Given request
Return every line below in which "Ківерцівський" appears.

^^^^^^^^

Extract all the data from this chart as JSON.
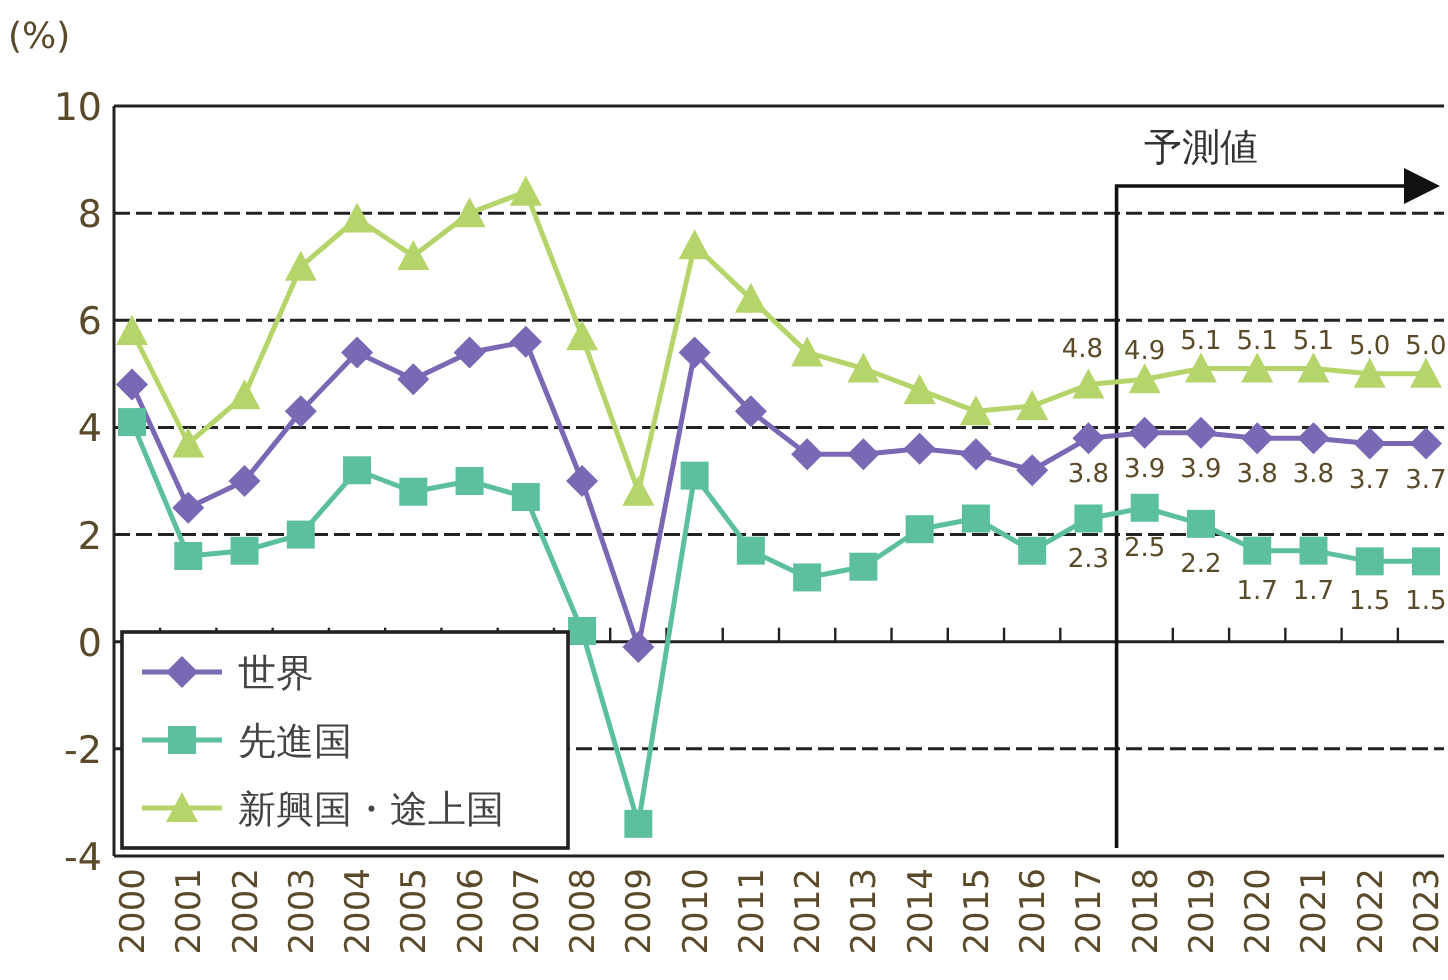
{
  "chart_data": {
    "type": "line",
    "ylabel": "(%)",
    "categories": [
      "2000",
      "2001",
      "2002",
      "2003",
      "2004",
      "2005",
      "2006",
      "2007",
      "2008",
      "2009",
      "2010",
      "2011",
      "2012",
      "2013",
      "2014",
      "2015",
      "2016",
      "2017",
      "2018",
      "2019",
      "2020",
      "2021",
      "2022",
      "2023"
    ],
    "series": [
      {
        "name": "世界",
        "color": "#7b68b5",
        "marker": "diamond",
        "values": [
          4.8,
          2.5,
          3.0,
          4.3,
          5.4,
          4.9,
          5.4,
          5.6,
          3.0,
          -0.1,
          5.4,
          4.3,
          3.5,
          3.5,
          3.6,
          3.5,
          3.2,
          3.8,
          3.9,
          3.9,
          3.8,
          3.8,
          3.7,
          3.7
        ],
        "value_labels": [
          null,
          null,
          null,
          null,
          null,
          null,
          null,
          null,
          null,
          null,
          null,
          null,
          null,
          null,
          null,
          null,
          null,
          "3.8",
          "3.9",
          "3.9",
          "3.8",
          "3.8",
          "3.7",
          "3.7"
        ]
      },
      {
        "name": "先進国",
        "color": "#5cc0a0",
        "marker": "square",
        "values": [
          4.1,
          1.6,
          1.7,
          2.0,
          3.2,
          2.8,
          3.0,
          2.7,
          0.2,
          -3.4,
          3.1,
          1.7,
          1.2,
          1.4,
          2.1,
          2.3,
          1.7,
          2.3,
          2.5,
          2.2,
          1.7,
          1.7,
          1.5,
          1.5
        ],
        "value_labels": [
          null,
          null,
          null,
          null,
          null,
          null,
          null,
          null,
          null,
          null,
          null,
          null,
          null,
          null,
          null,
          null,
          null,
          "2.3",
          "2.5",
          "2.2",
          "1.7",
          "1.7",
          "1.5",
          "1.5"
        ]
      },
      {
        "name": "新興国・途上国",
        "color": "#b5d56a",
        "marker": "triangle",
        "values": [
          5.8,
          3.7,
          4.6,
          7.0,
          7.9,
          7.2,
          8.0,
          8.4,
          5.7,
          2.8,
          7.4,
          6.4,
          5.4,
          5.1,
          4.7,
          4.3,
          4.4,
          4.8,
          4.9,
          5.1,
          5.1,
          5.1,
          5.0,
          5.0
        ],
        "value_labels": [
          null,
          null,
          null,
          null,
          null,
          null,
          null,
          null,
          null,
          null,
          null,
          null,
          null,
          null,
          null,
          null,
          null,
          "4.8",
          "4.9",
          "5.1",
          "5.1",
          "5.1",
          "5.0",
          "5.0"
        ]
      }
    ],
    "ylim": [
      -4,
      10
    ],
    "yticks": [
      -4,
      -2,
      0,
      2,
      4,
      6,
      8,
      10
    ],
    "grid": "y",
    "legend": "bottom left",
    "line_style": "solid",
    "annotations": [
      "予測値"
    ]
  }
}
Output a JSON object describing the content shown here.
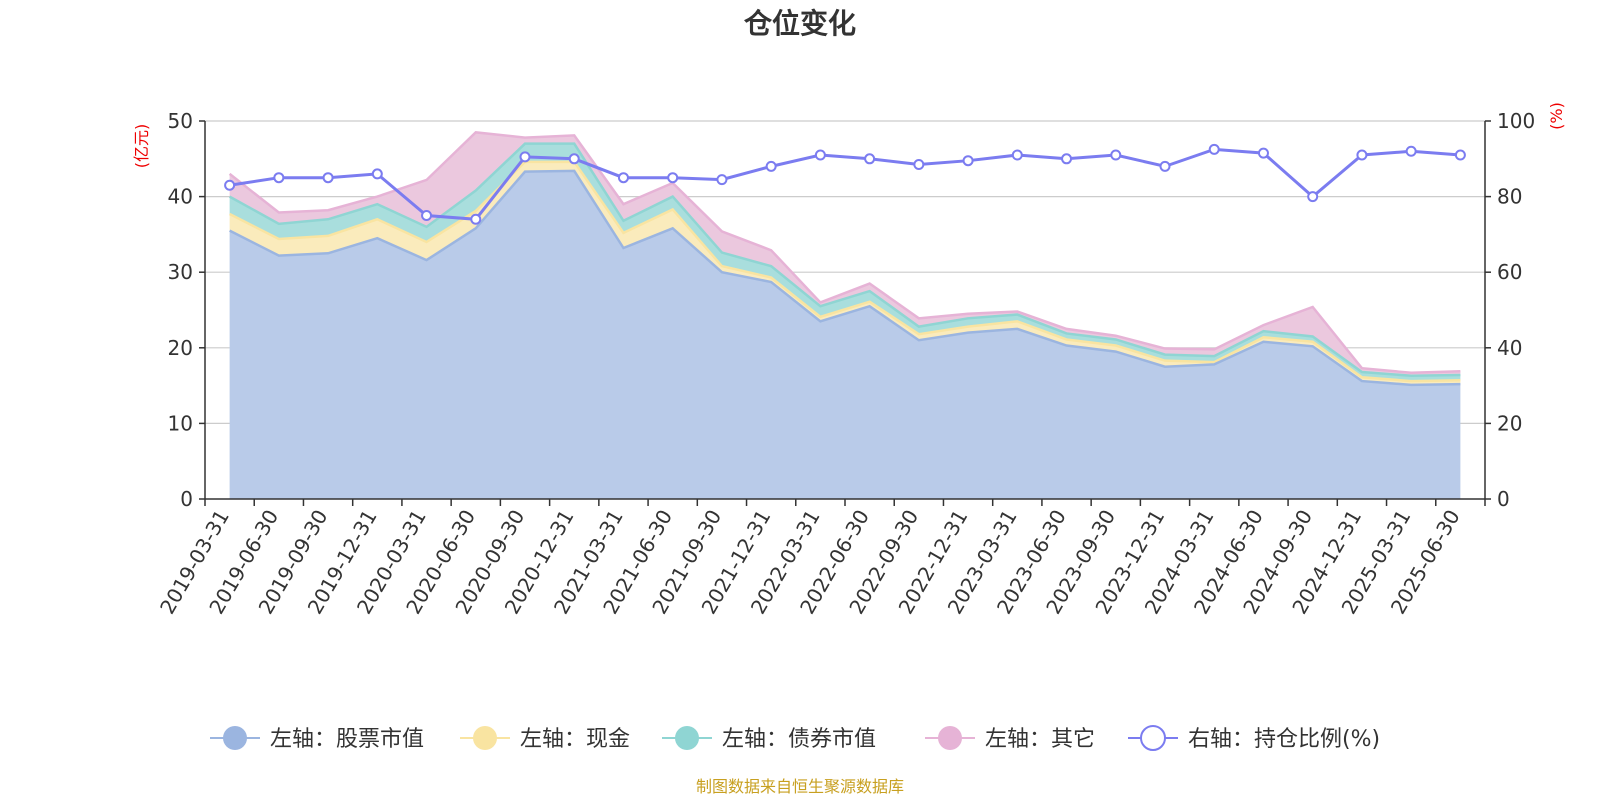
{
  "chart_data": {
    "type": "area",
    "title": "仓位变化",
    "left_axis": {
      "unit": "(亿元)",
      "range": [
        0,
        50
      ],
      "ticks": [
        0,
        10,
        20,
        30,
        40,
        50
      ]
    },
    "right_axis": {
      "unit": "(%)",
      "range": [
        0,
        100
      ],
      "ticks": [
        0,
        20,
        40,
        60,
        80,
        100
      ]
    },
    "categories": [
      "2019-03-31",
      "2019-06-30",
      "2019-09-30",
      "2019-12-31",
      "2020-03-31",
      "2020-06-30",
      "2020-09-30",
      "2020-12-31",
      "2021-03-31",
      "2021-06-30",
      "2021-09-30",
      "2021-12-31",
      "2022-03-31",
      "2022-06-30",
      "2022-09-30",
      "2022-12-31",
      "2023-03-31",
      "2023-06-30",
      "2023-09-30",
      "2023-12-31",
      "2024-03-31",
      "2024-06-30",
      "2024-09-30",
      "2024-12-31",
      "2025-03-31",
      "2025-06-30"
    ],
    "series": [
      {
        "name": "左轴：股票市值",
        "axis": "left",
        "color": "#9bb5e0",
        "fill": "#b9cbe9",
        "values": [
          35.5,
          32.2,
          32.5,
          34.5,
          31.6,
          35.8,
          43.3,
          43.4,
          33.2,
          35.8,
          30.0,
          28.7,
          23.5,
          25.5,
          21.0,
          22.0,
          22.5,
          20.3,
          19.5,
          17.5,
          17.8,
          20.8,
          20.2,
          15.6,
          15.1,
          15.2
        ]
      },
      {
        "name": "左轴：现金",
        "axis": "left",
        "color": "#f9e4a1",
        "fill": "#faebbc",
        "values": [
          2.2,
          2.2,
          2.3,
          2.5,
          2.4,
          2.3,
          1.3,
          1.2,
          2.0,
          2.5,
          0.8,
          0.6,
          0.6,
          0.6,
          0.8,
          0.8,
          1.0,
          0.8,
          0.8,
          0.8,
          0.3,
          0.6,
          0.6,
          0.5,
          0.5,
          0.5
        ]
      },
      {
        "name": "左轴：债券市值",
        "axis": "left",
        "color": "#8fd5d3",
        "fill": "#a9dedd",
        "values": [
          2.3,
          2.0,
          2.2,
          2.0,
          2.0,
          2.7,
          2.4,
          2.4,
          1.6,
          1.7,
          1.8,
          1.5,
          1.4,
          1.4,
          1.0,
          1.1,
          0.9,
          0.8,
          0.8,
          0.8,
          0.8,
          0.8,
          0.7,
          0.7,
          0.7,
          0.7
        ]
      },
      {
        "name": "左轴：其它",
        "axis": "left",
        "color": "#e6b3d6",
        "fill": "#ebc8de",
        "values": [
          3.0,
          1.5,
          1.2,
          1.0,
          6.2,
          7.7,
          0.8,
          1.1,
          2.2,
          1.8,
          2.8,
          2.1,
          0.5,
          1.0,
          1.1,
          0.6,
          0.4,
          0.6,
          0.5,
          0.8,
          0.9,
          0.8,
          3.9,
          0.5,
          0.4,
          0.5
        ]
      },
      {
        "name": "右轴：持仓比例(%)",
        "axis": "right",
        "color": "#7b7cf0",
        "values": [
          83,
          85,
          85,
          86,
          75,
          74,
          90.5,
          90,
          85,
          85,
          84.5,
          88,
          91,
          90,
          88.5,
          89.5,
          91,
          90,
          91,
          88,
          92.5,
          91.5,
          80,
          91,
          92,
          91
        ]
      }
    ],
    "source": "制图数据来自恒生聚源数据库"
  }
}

^^^^^^^^

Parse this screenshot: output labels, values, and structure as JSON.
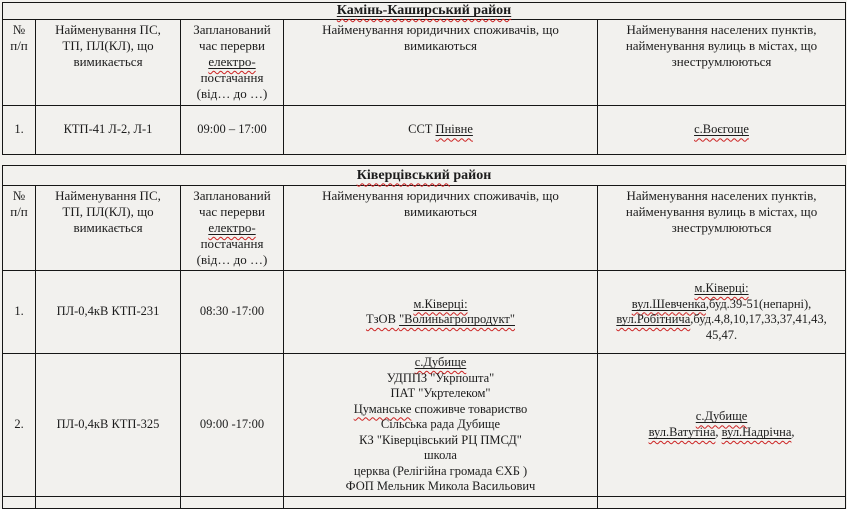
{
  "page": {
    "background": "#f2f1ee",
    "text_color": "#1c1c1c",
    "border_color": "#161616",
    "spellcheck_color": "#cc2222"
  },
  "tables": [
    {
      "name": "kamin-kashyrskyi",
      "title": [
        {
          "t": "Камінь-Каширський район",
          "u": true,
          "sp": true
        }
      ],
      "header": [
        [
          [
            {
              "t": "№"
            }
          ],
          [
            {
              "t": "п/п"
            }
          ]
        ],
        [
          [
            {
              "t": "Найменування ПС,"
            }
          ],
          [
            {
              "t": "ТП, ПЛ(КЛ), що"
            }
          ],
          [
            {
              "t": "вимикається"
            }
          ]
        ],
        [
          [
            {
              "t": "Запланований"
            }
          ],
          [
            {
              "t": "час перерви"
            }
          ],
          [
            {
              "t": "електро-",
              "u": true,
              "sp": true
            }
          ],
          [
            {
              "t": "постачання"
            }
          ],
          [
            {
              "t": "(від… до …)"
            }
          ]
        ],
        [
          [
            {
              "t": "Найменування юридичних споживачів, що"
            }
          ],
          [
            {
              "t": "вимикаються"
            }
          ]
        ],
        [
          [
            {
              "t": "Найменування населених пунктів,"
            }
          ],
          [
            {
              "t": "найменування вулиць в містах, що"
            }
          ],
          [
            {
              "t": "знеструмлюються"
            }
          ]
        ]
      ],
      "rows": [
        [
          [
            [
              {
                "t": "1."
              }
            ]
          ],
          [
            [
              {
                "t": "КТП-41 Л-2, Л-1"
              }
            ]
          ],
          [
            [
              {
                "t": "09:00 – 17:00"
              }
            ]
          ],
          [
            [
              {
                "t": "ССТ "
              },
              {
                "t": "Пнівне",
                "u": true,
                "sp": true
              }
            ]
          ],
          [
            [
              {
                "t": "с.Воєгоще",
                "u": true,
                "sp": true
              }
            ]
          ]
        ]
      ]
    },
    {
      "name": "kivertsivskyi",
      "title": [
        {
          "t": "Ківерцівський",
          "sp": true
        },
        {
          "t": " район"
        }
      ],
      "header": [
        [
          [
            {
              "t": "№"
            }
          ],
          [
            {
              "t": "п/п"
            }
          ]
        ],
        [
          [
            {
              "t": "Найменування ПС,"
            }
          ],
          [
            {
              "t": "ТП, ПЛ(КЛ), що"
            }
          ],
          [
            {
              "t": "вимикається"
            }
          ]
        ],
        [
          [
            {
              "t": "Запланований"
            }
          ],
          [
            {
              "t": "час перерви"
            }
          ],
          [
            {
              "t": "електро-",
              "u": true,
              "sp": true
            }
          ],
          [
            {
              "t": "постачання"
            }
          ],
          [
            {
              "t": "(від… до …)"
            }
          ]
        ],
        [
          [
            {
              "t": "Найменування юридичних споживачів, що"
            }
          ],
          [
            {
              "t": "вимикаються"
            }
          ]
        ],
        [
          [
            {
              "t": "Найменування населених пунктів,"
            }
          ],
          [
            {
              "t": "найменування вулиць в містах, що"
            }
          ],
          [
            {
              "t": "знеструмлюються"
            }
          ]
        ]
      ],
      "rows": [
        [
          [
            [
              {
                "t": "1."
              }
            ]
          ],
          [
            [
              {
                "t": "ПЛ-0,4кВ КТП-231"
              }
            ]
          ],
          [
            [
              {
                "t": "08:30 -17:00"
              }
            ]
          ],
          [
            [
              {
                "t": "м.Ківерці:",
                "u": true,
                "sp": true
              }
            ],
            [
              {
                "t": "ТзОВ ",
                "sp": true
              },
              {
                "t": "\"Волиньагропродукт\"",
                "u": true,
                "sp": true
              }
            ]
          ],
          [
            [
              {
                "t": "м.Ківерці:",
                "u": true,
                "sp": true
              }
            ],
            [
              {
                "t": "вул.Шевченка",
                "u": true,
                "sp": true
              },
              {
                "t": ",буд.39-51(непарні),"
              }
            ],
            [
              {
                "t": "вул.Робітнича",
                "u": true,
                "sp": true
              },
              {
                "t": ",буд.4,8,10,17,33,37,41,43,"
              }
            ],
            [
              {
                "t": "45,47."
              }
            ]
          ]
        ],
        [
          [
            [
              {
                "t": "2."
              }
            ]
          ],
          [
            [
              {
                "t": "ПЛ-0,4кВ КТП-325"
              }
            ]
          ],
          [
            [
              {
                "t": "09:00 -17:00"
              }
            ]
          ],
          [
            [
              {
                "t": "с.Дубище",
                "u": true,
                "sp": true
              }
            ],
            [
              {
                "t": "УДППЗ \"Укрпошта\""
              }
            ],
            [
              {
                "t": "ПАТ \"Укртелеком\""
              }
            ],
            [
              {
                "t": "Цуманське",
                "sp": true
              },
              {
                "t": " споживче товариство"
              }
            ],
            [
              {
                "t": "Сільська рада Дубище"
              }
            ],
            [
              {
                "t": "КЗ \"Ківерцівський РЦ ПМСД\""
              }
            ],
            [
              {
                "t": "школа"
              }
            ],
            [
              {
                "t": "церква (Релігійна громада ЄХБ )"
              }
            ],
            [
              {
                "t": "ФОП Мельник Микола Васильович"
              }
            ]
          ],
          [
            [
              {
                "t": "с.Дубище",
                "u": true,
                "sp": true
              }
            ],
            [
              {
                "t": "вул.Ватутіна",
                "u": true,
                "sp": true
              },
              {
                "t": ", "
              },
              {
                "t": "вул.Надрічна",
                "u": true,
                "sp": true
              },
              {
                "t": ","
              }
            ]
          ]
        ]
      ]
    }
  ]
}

^^^^^^^^

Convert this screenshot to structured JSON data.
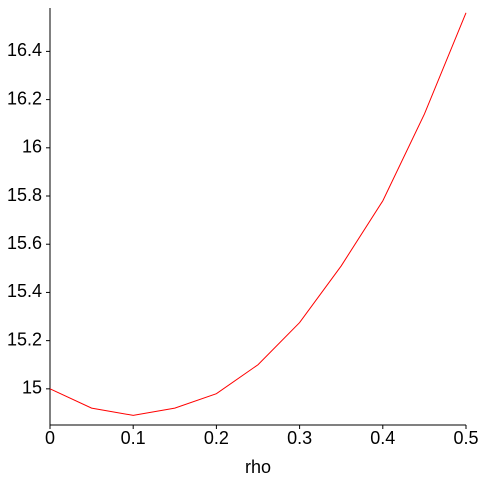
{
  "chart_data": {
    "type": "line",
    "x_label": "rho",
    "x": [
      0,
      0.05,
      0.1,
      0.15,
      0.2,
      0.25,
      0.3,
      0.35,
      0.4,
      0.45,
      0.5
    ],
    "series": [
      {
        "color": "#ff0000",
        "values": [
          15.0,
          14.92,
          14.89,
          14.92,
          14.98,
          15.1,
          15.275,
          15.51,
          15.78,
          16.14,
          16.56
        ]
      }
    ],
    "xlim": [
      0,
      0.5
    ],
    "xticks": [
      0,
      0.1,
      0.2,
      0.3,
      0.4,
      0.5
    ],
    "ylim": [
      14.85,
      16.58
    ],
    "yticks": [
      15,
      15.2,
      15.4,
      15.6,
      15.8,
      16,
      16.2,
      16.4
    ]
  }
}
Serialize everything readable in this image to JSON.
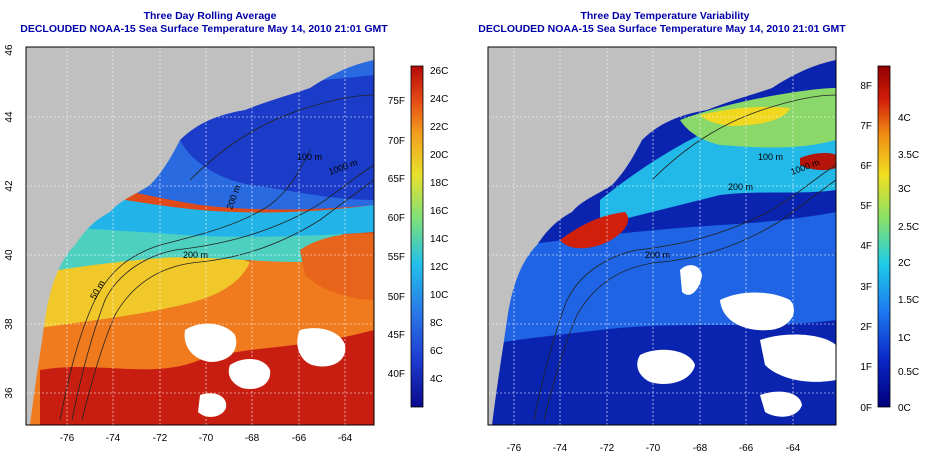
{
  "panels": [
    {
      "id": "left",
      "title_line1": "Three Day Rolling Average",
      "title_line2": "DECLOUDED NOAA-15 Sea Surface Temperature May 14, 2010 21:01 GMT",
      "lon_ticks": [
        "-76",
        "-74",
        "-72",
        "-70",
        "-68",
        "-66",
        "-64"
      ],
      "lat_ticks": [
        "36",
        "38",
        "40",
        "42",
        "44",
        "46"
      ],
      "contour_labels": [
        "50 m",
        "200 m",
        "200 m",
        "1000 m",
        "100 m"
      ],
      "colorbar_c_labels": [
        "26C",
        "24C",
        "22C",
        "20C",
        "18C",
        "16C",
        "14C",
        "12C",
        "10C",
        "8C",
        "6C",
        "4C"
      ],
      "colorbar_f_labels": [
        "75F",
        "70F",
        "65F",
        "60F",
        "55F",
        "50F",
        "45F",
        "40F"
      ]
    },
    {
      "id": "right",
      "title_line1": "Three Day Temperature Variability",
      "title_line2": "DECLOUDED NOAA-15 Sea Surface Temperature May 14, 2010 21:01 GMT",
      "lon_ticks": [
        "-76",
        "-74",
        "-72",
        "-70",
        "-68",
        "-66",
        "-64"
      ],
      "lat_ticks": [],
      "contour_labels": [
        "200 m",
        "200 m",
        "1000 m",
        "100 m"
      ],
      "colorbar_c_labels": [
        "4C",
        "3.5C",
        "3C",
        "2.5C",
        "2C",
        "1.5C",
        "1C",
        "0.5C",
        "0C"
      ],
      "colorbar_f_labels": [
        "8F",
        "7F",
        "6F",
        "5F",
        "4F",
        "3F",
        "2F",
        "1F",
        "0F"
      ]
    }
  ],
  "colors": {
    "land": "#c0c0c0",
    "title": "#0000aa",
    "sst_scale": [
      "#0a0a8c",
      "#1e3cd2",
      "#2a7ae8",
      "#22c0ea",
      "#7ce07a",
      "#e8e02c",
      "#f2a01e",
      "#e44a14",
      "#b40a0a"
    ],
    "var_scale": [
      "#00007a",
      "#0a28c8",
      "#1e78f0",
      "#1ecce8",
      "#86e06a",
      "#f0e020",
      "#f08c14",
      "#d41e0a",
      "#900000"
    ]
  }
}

^^^^^^^^

Response for this exercise
          "t": "Ківерцівський",
                "t": "КЗ \"Ківерцівський РЦ ПМСД\""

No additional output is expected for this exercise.